* Document
[Start]
Video Tutorial Mole Fractions and Partial Pressures
Quick Notes Moles Fractions and Partial Pressures
- How much pressure one type of gas contributes to the total pressure of a gaseous system is called its partial pressure.
- All partial pressures of gases in a system add up to give the total pressure of the system.
- The mole fraction of a type of gas describes how many moles of that gas there are compared to all other gases in the system.
- The total pressure of a gaseous system is directly related to the number of moles of all gases in the system.
- 1 mole of all gases are assumed to occupy the same volume in space (24 000cm3 at room temperature and pressure).
Full Notes Mole Fractions and Partial Pressures
If an equilibrium mixture is made up of just gaseous substances, then the total pressure of the ‘system’ at equilibrium is directly related to the number of moles of each substance.
Remember the ideal gas assumption: we assume that 1 mole of any gas occupies the same volume as 1 mole of any other gas. For example, 1 mole of hydrogen gas, (H2), is said to occupy the same volume as 1 mole of ethane (CH3CH3). Even though individual gas molecules are a different size, the impact of the size of a molecule is negligible compared to the volume it occupies in space. At room temperature and pressure, 1 mole of a gas is assumed to occupy 24dm3 (24 000cm3). See Ideal Gases.
Imagine a system made of 1 mole of A(g) and 1 mole of B(g), with a total pressure of 100kPa. We know there are 2 moles of gas in total, and A + B are contributing equal amounts of pressure to the system, as there are the same number of moles of each.
So, each gas is contributing 50kPa of pressure. This contribution is called the partial pressure of each gas.
A partial pressure is the contribution that a gas makes towards the total pressure of a system.
[End]
* Data excerpts
[Start]
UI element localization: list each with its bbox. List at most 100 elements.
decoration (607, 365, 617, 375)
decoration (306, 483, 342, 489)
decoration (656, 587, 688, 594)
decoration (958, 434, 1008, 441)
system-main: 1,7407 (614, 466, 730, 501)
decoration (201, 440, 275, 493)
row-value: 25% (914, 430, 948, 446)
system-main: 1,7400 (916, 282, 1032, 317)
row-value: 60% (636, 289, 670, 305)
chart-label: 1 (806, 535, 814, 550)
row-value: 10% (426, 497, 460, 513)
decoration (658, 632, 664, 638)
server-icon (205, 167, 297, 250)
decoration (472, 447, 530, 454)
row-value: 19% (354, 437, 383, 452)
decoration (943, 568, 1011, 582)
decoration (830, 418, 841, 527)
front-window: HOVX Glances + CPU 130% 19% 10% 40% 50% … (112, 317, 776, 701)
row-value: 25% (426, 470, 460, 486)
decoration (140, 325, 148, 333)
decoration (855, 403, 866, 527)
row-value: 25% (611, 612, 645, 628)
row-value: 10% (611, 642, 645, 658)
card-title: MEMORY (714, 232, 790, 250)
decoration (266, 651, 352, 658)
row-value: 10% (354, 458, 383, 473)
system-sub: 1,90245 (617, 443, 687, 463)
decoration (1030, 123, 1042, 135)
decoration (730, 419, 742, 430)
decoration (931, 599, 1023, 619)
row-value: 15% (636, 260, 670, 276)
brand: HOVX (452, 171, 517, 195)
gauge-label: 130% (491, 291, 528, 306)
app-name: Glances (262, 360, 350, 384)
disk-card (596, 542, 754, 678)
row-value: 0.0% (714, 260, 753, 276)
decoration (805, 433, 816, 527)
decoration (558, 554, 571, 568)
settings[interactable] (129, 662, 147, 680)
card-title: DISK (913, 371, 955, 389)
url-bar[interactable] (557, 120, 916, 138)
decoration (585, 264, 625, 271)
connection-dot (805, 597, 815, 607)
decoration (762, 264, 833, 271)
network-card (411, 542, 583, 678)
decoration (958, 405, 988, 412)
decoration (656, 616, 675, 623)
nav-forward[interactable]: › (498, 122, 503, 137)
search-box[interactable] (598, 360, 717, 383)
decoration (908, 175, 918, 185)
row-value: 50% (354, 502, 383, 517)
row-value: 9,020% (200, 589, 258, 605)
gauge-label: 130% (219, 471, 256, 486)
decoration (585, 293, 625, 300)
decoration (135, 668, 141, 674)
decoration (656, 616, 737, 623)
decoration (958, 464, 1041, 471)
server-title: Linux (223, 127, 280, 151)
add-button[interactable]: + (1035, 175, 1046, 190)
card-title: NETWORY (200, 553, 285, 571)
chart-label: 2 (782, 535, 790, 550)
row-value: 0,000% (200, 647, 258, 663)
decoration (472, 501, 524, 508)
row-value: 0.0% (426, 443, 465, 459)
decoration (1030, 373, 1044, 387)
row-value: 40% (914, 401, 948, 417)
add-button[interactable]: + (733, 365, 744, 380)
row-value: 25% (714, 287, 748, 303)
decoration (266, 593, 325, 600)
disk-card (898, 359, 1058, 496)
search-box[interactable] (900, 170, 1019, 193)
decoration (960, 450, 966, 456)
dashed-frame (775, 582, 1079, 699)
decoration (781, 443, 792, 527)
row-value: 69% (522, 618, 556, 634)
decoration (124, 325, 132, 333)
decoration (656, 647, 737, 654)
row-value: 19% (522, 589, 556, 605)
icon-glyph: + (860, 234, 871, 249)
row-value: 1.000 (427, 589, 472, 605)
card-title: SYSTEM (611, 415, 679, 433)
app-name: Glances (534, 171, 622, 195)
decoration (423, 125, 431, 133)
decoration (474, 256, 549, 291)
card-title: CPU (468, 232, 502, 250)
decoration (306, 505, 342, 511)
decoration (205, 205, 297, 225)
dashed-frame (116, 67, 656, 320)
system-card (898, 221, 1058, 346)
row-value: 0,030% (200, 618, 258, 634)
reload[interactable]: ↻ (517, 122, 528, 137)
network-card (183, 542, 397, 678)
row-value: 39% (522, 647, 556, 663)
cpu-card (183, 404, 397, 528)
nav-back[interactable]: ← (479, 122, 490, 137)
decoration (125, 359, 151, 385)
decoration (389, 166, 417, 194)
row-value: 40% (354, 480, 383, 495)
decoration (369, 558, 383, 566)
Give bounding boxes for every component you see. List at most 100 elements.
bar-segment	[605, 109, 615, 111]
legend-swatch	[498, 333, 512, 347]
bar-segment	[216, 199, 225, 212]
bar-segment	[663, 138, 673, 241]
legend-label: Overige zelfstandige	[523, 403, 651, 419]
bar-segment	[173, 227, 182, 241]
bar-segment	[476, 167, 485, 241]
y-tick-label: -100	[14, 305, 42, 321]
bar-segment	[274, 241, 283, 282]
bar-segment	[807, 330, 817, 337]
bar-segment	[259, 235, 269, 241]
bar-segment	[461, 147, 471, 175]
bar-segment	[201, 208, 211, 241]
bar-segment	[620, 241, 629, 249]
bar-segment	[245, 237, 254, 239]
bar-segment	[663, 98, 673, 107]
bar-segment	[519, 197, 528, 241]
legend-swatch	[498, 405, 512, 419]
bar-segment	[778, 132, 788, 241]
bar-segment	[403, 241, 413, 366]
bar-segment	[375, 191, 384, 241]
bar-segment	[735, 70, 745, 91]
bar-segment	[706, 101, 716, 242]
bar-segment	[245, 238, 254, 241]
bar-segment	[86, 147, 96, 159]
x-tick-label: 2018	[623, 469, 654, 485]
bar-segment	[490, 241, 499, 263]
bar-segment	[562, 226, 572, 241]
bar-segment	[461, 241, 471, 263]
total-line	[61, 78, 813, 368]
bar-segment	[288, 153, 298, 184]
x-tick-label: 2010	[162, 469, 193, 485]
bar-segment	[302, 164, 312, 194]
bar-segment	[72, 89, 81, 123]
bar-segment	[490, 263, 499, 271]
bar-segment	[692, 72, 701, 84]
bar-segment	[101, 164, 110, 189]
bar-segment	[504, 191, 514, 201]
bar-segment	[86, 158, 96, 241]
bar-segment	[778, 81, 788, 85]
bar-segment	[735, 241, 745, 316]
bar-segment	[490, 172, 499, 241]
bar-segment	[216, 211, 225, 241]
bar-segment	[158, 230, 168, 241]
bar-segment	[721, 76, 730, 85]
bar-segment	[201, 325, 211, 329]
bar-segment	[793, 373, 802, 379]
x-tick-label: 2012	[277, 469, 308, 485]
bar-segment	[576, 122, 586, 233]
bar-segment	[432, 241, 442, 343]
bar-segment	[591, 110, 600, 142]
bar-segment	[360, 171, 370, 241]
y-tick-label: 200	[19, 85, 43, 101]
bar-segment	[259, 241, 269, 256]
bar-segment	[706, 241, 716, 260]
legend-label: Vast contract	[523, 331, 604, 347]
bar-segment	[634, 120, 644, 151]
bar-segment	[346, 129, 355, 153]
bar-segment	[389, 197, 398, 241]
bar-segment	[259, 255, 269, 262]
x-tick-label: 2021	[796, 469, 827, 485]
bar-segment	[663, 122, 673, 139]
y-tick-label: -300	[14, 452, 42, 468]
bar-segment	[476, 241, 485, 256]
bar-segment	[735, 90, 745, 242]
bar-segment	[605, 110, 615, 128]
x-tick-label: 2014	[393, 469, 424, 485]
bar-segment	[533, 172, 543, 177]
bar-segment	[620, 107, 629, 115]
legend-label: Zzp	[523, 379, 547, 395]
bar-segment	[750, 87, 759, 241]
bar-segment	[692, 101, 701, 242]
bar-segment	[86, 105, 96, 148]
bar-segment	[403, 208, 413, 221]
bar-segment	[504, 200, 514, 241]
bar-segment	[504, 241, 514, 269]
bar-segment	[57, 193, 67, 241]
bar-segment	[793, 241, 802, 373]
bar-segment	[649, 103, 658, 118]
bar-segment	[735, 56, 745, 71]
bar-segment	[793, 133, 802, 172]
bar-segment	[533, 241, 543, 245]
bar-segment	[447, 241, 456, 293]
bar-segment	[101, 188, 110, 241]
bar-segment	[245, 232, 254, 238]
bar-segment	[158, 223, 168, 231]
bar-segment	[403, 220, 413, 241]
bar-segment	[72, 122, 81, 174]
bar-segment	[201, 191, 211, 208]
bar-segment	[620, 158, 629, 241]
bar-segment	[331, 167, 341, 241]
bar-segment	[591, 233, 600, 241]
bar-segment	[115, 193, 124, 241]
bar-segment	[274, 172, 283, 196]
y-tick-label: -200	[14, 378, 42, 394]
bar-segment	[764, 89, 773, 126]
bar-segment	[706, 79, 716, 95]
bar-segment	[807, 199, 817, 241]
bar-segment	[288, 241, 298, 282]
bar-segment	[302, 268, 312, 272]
[End]
* Written instruction 1
According to the notes on mole fractions and partial pressures, what volume is 1 mole of a gas assumed to occupy at room temperature and pressure?
* Written instruction 2
In the notes on mole fractions and partial pressures, copy the passage starting with "- All partial" and going on through "temperature and pressure).".
* Written instruction 3
Carry on the notes on mole fractions and partial pressures from the point where they stop.

* Expected output 1
24dm3 (24 000cm3).

* Expected output 2
- All partial pressures of gases in a system add up to give the total pressure of the system.
- The mole fraction of a type of gas describes how many moles of that gas there are compared to all other gases in the system.
- The total pressure of a gaseous system is directly related to the number of moles of all gases in the system.
- 1 mole of all gases are assumed to occupy the same volume in space (24 000cm3 at room temperature and pressure).

* Expected output 3
Imagine a sealed box that contains 2 moles of A(g) and 1 mole of B(g), with a total pressure of 150kPa.
If three moles of gas cause a pressure of 150kPa, then one mole’s worth of gases must be responsible for 50kPa of pressure.
There are two moles of A and one mole of B in the box. The partial pressure of A would be 100kPa (2 x 50kPa) and the partial pressure of B would be 50kPa (1 x 50kPa).
This shows that the number of moles of a particular gas compared to the total number of moles of all gases is linked to its partial pressure. This ‘comparison’ is called its mole fraction.
A mole fraction is just a way of representing how much of a particular gas there is in a system compared to all gases present. Mole fractions are usually shown as decimals or fractions.
The partial pressure of a gas can then be calculated, by multiplying its mole fraction by the partial pressure of the system.
For example, air is made up of 79% nitrogen, 20% oxygen and 1% ‘other gases’. (Note, percentages are very approximate!) Assuming the pressure is 100 kPa.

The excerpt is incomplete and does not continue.